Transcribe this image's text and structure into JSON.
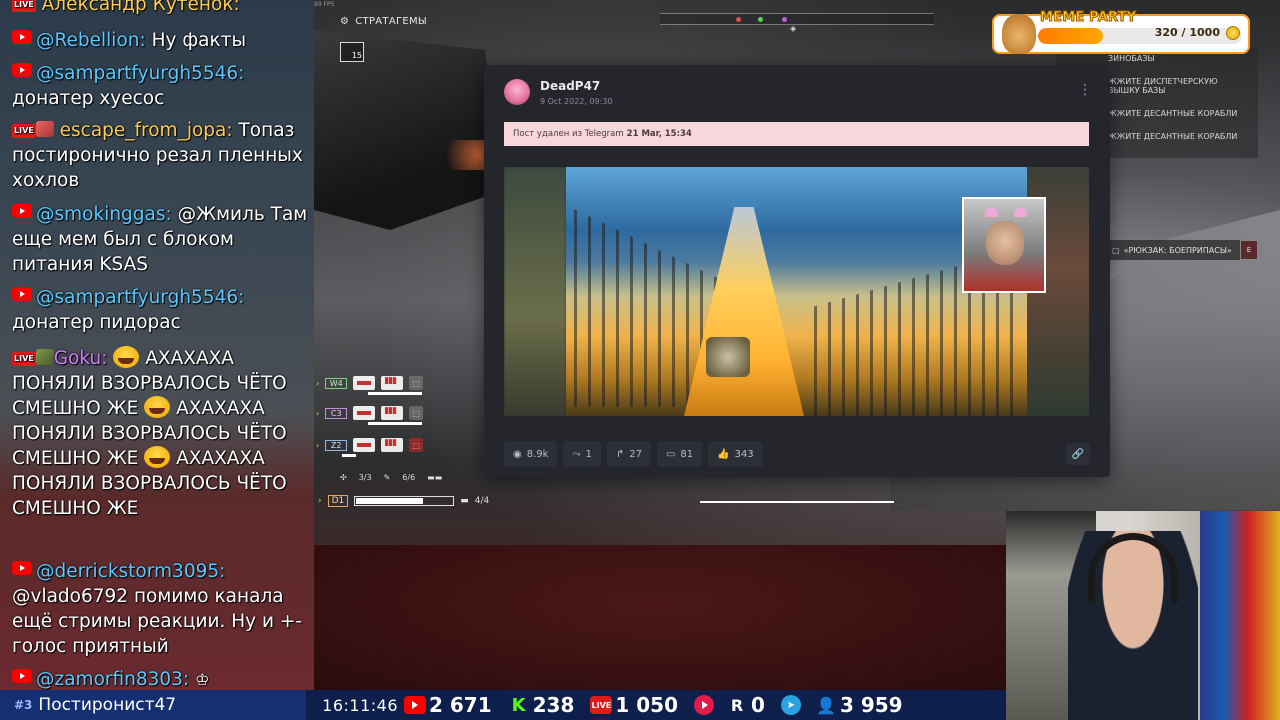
{
  "game": {
    "fps": "89 FPS",
    "stratagems_label": "СТРАТАГЕМЫ",
    "stratagem_count": "15",
    "objectives": [
      "ЗИНОБАЗЫ",
      "ЖЖИТЕ ДИСПЕТЧЕРСКУЮ ВЫШКУ БАЗЫ",
      "ЖЖИТЕ ДЕСАНТНЫЕ КОРАБЛИ",
      "ЖЖИТЕ ДЕСАНТНЫЕ КОРАБЛИ"
    ],
    "pickup_label": "«РЮКЗАК: БОЕПРИПАСЫ»",
    "weapons": [
      {
        "code": "W4"
      },
      {
        "code": "C3"
      },
      {
        "code": "Z2"
      }
    ],
    "ammo_grenades": "3/3",
    "ammo_stims": "6/6",
    "primary_code": "D1",
    "primary_mags": "4/4",
    "primary_fill": 0.7
  },
  "meme_party": {
    "title": "MEME PARTY",
    "current": 320,
    "goal": 1000,
    "score_label": "320 / 1000"
  },
  "post": {
    "author": "DeadP47",
    "date": "9 Oct 2022, 09:30",
    "deleted_prefix": "Пост удален из Telegram",
    "deleted_date": "21 Mar, 15:34",
    "stats": {
      "views": "8.9k",
      "shares": "1",
      "forwards": "27",
      "comments": "81",
      "likes": "343"
    }
  },
  "chat": {
    "messages": [
      {
        "author": "Александр Кутёнок:",
        "text": ""
      },
      {
        "author": "@Rebellion:",
        "text": "Ну факты"
      },
      {
        "author": "@sampartfyurgh5546:",
        "text": "донатер хуесос"
      },
      {
        "author": "escape_from_jopa:",
        "text": "Топаз постиронично резал пленных хохлов"
      },
      {
        "author": "@smokinggas:",
        "text": "@Жмиль Там еще мем был с блоком питания KSAS"
      },
      {
        "author": "@sampartfyurgh5546:",
        "text": "донатер пидорас"
      },
      {
        "author": "Goku:",
        "text_parts": [
          "АХАХАХА ПОНЯЛИ ВЗОРВАЛОСЬ ЧЁТО СМЕШНО ЖЕ",
          "АХАХАХА ПОНЯЛИ ВЗОРВАЛОСЬ ЧЁТО СМЕШНО ЖЕ",
          "АХАХАХА ПОНЯЛИ ВЗОРВАЛОСЬ ЧЁТО СМЕШНО ЖЕ"
        ]
      },
      {
        "author": "@derrickstorm3095:",
        "text": "@vlado6792 помимо канала ещё стримы реакции. Ну и +- голос приятный"
      },
      {
        "author": "@zamorfin8303:",
        "text": ""
      }
    ]
  },
  "bottom_bar": {
    "rank_num": "#3",
    "rank_name": "Постиронист47",
    "time": "16:11:46",
    "youtube": "2 671",
    "kick": "238",
    "vk": "1 050",
    "rutube": "0",
    "viewers": "3 959",
    "live_badge": "LIVE"
  },
  "colors": {
    "accent_blue": "#5bc8ff",
    "bar_bg": "#0d1f4a",
    "post_bg": "#24262b",
    "deleted_bg": "#f7d6dc"
  }
}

---

* AIM
Check all the records above and select each line where the string "author" is found.

* REPLY
    "author": "DeadP47",
        "author": "Александр Кутёнок:",
        "author": "@Rebellion:",
        "author": "@sampartfyurgh5546:",
        "author": "escape_from_jopa:",
        "author": "@smokinggas:",
        "author": "@sampartfyurgh5546:",
        "author": "Goku:",
        "author": "@derrickstorm3095:",
        "author": "@zamorfin8303:",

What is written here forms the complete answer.